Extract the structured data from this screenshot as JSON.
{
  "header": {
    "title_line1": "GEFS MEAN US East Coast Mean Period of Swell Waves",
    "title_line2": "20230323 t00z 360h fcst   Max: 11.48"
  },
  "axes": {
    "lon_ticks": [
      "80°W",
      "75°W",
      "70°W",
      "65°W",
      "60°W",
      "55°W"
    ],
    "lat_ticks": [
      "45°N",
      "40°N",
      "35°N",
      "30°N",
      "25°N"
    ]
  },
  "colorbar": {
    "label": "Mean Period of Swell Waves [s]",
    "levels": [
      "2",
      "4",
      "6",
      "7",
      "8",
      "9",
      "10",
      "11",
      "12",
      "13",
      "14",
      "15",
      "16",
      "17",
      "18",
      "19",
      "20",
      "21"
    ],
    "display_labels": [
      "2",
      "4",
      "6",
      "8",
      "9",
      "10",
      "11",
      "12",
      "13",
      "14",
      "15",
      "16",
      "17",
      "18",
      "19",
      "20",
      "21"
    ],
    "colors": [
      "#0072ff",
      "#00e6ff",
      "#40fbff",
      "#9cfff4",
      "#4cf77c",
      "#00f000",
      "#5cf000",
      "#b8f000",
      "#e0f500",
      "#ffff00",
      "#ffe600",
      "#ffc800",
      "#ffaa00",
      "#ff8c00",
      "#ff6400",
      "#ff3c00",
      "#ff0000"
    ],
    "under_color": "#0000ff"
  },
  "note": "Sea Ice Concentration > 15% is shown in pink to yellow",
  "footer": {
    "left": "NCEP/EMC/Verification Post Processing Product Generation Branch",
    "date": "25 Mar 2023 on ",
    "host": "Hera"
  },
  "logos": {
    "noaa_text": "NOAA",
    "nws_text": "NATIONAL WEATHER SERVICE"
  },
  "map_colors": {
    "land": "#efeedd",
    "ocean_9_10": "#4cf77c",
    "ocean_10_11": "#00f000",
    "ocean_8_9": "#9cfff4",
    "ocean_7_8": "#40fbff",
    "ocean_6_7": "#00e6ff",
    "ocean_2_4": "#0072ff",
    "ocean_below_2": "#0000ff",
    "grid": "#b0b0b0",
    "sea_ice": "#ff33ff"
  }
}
================================
■ EXERCISE TASK
Read the lines above. Gather those in which the string "Swell" is found.

■ ANSWER TO THE TASK
    "title_line1": "GEFS MEAN US East Coast Mean Period of Swell Waves",
    "label": "Mean Period of Swell Waves [s]",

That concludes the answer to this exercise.